Recorded data:
+++
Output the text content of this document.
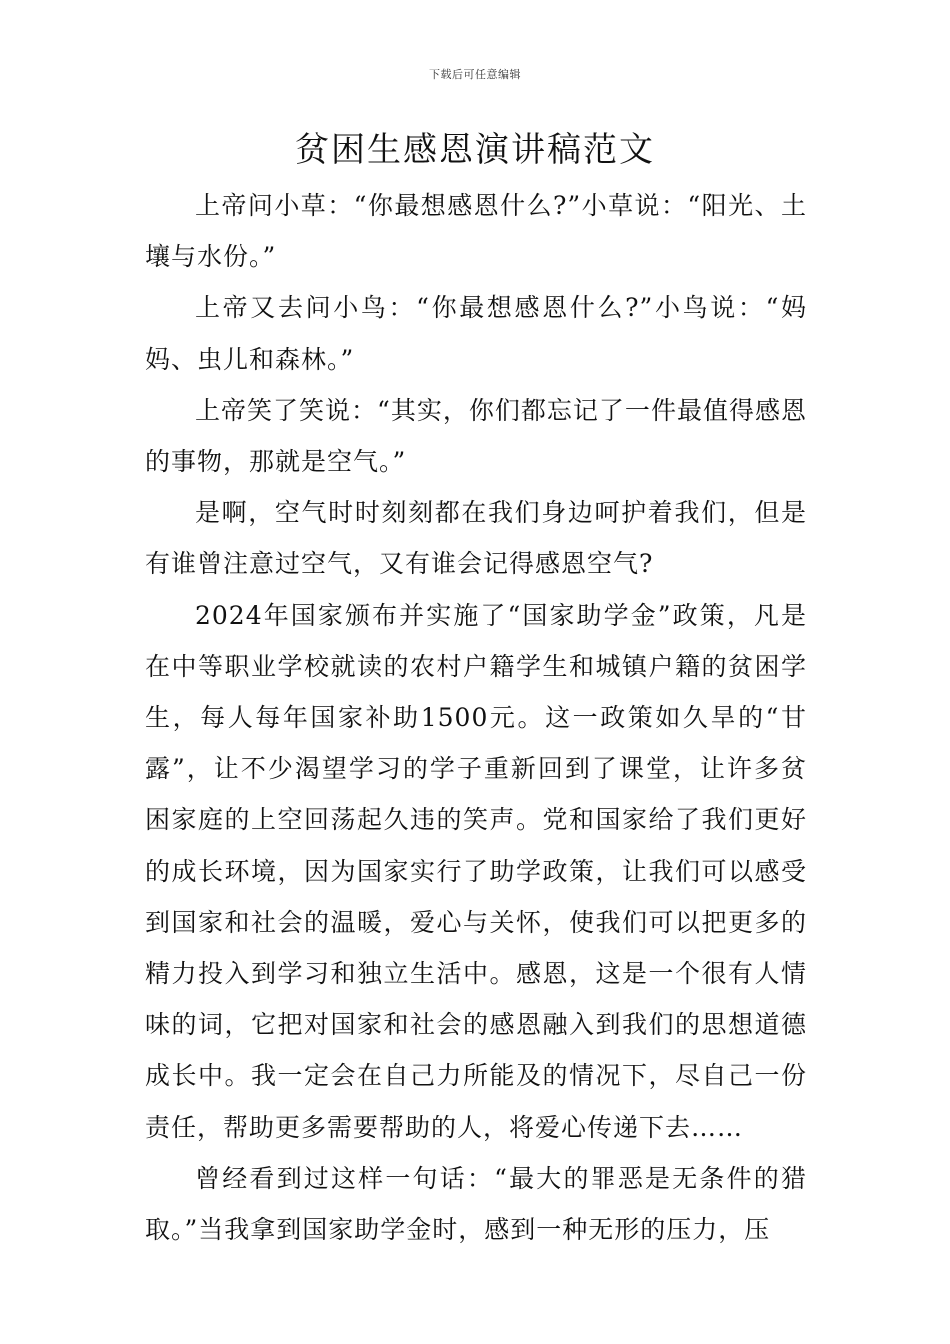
下载后可任意编辑
贫困生感恩演讲稿范文

上帝问小草：“你最想感恩什么?”小草说：“阳光、土壤与水份。”

上帝又去问小鸟：“你最想感恩什么?”小鸟说：“妈妈、虫儿和森林。”

上帝笑了笑说：“其实，你们都忘记了一件最值得感恩的事物，那就是空气。”

是啊，空气时时刻刻都在我们身边呵护着我们，但是有谁曾注意过空气，又有谁会记得感恩空气?

2024年国家颁布并实施了“国家助学金”政策，凡是在中等职业学校就读的农村户籍学生和城镇户籍的贫困学生，每人每年国家补助1500元。这一政策如久旱的“甘露”，让不少渴望学习的学子重新回到了课堂，让许多贫困家庭的上空回荡起久违的笑声。党和国家给了我们更好的成长环境，因为国家实行了助学政策，让我们可以感受到国家和社会的温暖，爱心与关怀，使我们可以把更多的精力投入到学习和独立生活中。感恩，这是一个很有人情味的词，它把对国家和社会的感恩融入到我们的思想道德成长中。我一定会在自己力所能及的情况下，尽自己一份责任，帮助更多需要帮助的人，将爱心传递下去……

曾经看到过这样一句话：“最大的罪恶是无条件的猎取。”当我拿到国家助学金时，感到一种无形的压力，压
+++
AIM
Take the data above and repeat it exactly, leaving each picture out.

PROBLEM SOLUTION
Output the text content of this document.
下载后可任意编辑
贫困生感恩演讲稿范文

上帝问小草：“你最想感恩什么?”小草说：“阳光、土壤与水份。”

上帝又去问小鸟：“你最想感恩什么?”小鸟说：“妈妈、虫儿和森林。”

上帝笑了笑说：“其实，你们都忘记了一件最值得感恩的事物，那就是空气。”

是啊，空气时时刻刻都在我们身边呵护着我们，但是有谁曾注意过空气，又有谁会记得感恩空气?

2024年国家颁布并实施了“国家助学金”政策，凡是在中等职业学校就读的农村户籍学生和城镇户籍的贫困学生，每人每年国家补助1500元。这一政策如久旱的“甘露”，让不少渴望学习的学子重新回到了课堂，让许多贫困家庭的上空回荡起久违的笑声。党和国家给了我们更好的成长环境，因为国家实行了助学政策，让我们可以感受到国家和社会的温暖，爱心与关怀，使我们可以把更多的精力投入到学习和独立生活中。感恩，这是一个很有人情味的词，它把对国家和社会的感恩融入到我们的思想道德成长中。我一定会在自己力所能及的情况下，尽自己一份责任，帮助更多需要帮助的人，将爱心传递下去……

曾经看到过这样一句话：“最大的罪恶是无条件的猎取。”当我拿到国家助学金时，感到一种无形的压力，压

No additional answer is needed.